(Data items)

"""

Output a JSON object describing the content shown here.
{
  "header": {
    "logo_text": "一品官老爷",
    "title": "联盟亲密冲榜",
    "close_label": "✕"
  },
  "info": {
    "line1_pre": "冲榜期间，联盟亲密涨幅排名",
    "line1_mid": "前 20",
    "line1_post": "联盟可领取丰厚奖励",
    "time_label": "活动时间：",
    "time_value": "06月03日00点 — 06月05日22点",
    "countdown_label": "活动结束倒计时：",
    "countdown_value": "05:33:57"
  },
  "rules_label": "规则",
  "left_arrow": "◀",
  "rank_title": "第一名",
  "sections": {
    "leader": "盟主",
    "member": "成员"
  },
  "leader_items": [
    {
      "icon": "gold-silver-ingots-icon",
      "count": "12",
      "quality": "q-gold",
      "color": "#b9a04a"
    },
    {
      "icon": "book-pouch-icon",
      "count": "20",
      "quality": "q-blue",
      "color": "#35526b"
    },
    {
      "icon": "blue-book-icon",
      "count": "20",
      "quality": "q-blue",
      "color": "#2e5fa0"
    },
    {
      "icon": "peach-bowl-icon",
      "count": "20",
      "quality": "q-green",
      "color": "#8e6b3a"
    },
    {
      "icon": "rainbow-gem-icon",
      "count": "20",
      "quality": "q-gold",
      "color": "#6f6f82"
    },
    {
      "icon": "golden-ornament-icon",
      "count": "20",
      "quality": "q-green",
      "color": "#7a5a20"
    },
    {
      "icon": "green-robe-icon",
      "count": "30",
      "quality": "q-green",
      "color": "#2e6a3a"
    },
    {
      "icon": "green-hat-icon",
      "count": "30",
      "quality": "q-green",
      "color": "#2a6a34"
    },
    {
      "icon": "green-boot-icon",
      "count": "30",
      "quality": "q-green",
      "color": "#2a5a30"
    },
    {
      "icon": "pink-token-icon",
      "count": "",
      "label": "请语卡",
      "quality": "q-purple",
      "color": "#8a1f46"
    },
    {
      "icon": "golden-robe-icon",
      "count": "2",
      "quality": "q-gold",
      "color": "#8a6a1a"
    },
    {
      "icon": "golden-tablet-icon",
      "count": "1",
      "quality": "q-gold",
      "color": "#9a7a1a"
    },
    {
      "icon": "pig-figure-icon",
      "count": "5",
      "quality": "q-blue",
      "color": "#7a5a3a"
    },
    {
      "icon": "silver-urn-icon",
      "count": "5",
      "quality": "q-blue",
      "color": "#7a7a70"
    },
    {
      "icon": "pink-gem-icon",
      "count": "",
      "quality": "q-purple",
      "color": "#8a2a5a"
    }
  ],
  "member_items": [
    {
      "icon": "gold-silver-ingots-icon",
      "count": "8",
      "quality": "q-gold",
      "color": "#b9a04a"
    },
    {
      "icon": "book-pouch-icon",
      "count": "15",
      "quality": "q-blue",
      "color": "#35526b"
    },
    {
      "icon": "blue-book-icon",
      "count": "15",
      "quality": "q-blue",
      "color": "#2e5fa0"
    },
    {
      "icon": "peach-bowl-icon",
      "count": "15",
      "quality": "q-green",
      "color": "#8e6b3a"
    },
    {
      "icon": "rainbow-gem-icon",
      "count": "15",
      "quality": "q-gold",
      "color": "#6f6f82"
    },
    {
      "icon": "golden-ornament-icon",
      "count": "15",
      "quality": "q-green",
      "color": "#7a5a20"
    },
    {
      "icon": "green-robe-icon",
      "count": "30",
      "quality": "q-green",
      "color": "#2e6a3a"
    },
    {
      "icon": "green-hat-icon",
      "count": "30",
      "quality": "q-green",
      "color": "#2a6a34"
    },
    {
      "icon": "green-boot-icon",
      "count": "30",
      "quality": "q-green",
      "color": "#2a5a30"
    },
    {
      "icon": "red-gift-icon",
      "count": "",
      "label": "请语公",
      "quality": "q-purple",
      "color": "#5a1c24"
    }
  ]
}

"""

Output every entry shown above, exactly.

■ **Written answer**:
Output a JSON object describing the content shown here.
{
  "header": {
    "logo_text": "一品官老爷",
    "title": "联盟亲密冲榜",
    "close_label": "✕"
  },
  "info": {
    "line1_pre": "冲榜期间，联盟亲密涨幅排名",
    "line1_mid": "前 20",
    "line1_post": "联盟可领取丰厚奖励",
    "time_label": "活动时间：",
    "time_value": "06月03日00点 — 06月05日22点",
    "countdown_label": "活动结束倒计时：",
    "countdown_value": "05:33:57"
  },
  "rules_label": "规则",
  "left_arrow": "◀",
  "rank_title": "第一名",
  "sections": {
    "leader": "盟主",
    "member": "成员"
  },
  "leader_items": [
    {
      "icon": "gold-silver-ingots-icon",
      "count": "12",
      "quality": "q-gold",
      "color": "#b9a04a"
    },
    {
      "icon": "book-pouch-icon",
      "count": "20",
      "quality": "q-blue",
      "color": "#35526b"
    },
    {
      "icon": "blue-book-icon",
      "count": "20",
      "quality": "q-blue",
      "color": "#2e5fa0"
    },
    {
      "icon": "peach-bowl-icon",
      "count": "20",
      "quality": "q-green",
      "color": "#8e6b3a"
    },
    {
      "icon": "rainbow-gem-icon",
      "count": "20",
      "quality": "q-gold",
      "color": "#6f6f82"
    },
    {
      "icon": "golden-ornament-icon",
      "count": "20",
      "quality": "q-green",
      "color": "#7a5a20"
    },
    {
      "icon": "green-robe-icon",
      "count": "30",
      "quality": "q-green",
      "color": "#2e6a3a"
    },
    {
      "icon": "green-hat-icon",
      "count": "30",
      "quality": "q-green",
      "color": "#2a6a34"
    },
    {
      "icon": "green-boot-icon",
      "count": "30",
      "quality": "q-green",
      "color": "#2a5a30"
    },
    {
      "icon": "pink-token-icon",
      "count": "",
      "label": "请语卡",
      "quality": "q-purple",
      "color": "#8a1f46"
    },
    {
      "icon": "golden-robe-icon",
      "count": "2",
      "quality": "q-gold",
      "color": "#8a6a1a"
    },
    {
      "icon": "golden-tablet-icon",
      "count": "1",
      "quality": "q-gold",
      "color": "#9a7a1a"
    },
    {
      "icon": "pig-figure-icon",
      "count": "5",
      "quality": "q-blue",
      "color": "#7a5a3a"
    },
    {
      "icon": "silver-urn-icon",
      "count": "5",
      "quality": "q-blue",
      "color": "#7a7a70"
    },
    {
      "icon": "pink-gem-icon",
      "count": "",
      "quality": "q-purple",
      "color": "#8a2a5a"
    }
  ],
  "member_items": [
    {
      "icon": "gold-silver-ingots-icon",
      "count": "8",
      "quality": "q-gold",
      "color": "#b9a04a"
    },
    {
      "icon": "book-pouch-icon",
      "count": "15",
      "quality": "q-blue",
      "color": "#35526b"
    },
    {
      "icon": "blue-book-icon",
      "count": "15",
      "quality": "q-blue",
      "color": "#2e5fa0"
    },
    {
      "icon": "peach-bowl-icon",
      "count": "15",
      "quality": "q-green",
      "color": "#8e6b3a"
    },
    {
      "icon": "rainbow-gem-icon",
      "count": "15",
      "quality": "q-gold",
      "color": "#6f6f82"
    },
    {
      "icon": "golden-ornament-icon",
      "count": "15",
      "quality": "q-green",
      "color": "#7a5a20"
    },
    {
      "icon": "green-robe-icon",
      "count": "30",
      "quality": "q-green",
      "color": "#2e6a3a"
    },
    {
      "icon": "green-hat-icon",
      "count": "30",
      "quality": "q-green",
      "color": "#2a6a34"
    },
    {
      "icon": "green-boot-icon",
      "count": "30",
      "quality": "q-green",
      "color": "#2a5a30"
    },
    {
      "icon": "red-gift-icon",
      "count": "",
      "label": "请语公",
      "quality": "q-purple",
      "color": "#5a1c24"
    }
  ]
}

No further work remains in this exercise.